**The request**
For every line in the data below that contains "this", copy the line.

**Source data**
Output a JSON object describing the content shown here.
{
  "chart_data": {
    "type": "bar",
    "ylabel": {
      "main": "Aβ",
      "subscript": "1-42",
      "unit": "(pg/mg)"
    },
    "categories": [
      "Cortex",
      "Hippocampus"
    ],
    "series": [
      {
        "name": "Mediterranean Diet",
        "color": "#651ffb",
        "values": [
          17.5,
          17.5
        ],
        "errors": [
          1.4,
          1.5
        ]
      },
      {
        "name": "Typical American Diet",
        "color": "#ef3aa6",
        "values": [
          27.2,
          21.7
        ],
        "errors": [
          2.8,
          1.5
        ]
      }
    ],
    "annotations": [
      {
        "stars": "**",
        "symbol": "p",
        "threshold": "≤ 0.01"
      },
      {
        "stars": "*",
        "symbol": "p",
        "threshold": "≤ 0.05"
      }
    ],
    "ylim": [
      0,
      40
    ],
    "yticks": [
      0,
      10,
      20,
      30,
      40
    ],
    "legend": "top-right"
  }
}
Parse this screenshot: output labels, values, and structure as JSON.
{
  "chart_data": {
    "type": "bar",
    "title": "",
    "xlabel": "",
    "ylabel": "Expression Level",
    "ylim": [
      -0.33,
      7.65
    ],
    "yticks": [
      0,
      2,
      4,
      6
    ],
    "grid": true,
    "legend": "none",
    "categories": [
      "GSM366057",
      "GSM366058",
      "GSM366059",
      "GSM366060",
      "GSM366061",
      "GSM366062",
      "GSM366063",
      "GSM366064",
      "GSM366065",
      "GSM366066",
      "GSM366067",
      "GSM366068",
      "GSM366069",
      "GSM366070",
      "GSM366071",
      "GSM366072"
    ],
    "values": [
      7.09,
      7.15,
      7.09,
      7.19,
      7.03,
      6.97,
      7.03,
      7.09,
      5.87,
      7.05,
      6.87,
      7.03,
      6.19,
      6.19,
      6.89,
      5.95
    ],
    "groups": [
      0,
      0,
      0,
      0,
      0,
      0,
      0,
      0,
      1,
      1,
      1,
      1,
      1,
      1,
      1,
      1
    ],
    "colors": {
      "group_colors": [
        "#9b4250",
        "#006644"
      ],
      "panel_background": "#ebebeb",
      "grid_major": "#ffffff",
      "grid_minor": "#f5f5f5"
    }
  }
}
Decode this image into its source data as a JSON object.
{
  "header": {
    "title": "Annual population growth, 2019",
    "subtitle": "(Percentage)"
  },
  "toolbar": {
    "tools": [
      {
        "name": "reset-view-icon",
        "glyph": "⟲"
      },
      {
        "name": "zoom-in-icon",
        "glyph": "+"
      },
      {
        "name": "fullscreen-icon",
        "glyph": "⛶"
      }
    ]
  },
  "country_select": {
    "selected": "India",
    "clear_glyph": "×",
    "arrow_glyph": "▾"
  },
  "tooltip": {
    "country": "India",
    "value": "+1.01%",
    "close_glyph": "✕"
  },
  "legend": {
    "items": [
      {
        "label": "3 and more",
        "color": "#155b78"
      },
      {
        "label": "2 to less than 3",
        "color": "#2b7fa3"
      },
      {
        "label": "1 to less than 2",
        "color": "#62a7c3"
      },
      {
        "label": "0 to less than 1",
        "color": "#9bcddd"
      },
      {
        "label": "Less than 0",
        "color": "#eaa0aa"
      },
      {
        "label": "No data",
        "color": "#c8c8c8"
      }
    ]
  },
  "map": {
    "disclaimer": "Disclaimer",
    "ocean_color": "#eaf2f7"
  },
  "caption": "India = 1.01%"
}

**Finished answer**
Parse this screenshot: output labels, values, and structure as JSON.
Decode this image into its source data as a JSON object.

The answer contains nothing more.